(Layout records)
»»

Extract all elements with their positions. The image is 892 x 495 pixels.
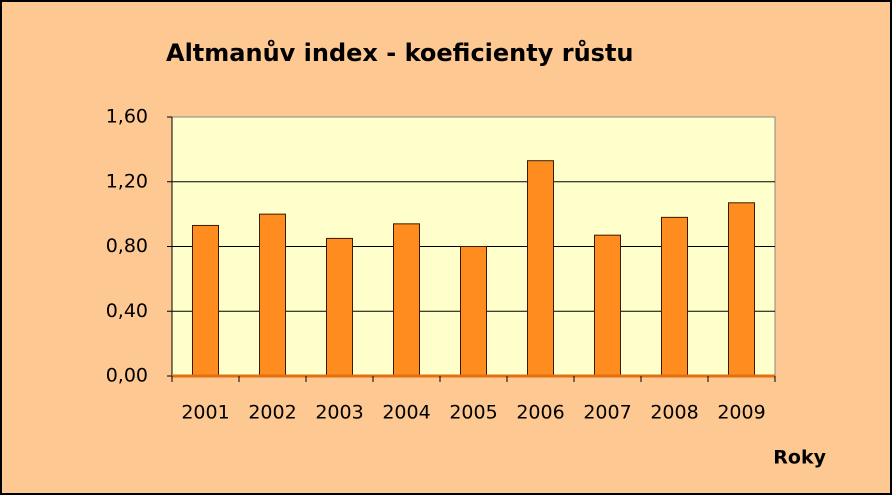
bar (527, 160, 554, 377)
x-axis-label: Roky (773, 447, 826, 469)
y-tick-label: 0,80 (106, 235, 148, 257)
bar (460, 246, 487, 377)
x-tick-label: 2002 (248, 402, 296, 424)
x-tick-label: 2003 (315, 402, 363, 424)
bar (594, 234, 621, 377)
x-tick-label: 2009 (717, 402, 765, 424)
y-tick-label: 1,20 (106, 170, 148, 192)
bar (259, 213, 286, 377)
x-tick-label: 2007 (583, 402, 631, 424)
x-tick-label: 2006 (516, 402, 564, 424)
x-tick-label: 2008 (650, 402, 698, 424)
bar (393, 223, 420, 377)
bar (728, 202, 755, 377)
bar (326, 237, 353, 377)
y-tick-label: 1,60 (106, 106, 148, 128)
bar (661, 216, 688, 377)
chart-title: Altmanův index - koeficienty růstu (166, 39, 634, 67)
x-tick-label: 2001 (181, 402, 229, 424)
x-tick-label: 2004 (382, 402, 430, 424)
x-tick-label: 2005 (449, 402, 497, 424)
bar (192, 224, 219, 377)
y-tick-label: 0,40 (106, 300, 148, 322)
y-tick-label: 0,00 (106, 365, 148, 387)
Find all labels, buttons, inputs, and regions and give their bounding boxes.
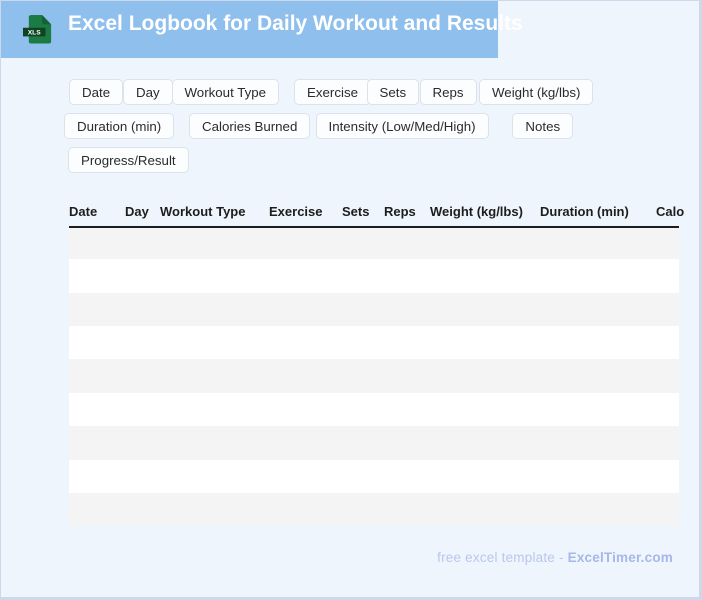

««

**What is needed:** Format every line of the layout records above as a Markdown table with the columns "Row" and "Text", numbering the rows and skipping blank lines. Leave the pictures out of the table.

**The output:**
| Row | Text |
|---|---|
| 1 | Extract all elements with their positions. The image is 892 x 495 pixels. |
| 2 | bar (527, 160, 554, 377) |
| 3 | x-axis-label: Roky (773, 447, 826, 469) |
| 4 | y-tick-label: 0,80 (106, 235, 148, 257) |
| 5 | bar (460, 246, 487, 377) |
| 6 | x-tick-label: 2002 (248, 402, 296, 424) |
| 7 | x-tick-label: 2003 (315, 402, 363, 424) |
| 8 | bar (594, 234, 621, 377) |
| 9 | x-tick-label: 2009 (717, 402, 765, 424) |
| 10 | y-tick-label: 1,20 (106, 170, 148, 192) |
| 11 | bar (259, 213, 286, 377) |
| 12 | x-tick-label: 2007 (583, 402, 631, 424) |
| 13 | x-tick-label: 2006 (516, 402, 564, 424) |
| 14 | x-tick-label: 2008 (650, 402, 698, 424) |
| 15 | bar (393, 223, 420, 377) |
| 16 | bar (728, 202, 755, 377) |
| 17 | bar (326, 237, 353, 377) |
| 18 | y-tick-label: 1,60 (106, 106, 148, 128) |
| 19 | bar (661, 216, 688, 377) |
| 20 | chart-title: Altmanův index - koeficienty růstu (166, 39, 634, 67) |
| 21 | x-tick-label: 2001 (181, 402, 229, 424) |
| 22 | x-tick-label: 2004 (382, 402, 430, 424) |
| 23 | x-tick-label: 2005 (449, 402, 497, 424) |
| 24 | bar (192, 224, 219, 377) |
| 25 | y-tick-label: 0,40 (106, 300, 148, 322) |
| 26 | y-tick-label: 0,00 (106, 365, 148, 387) |
| 27 | Find all labels, buttons, inputs, and regions and give their bounding boxes. |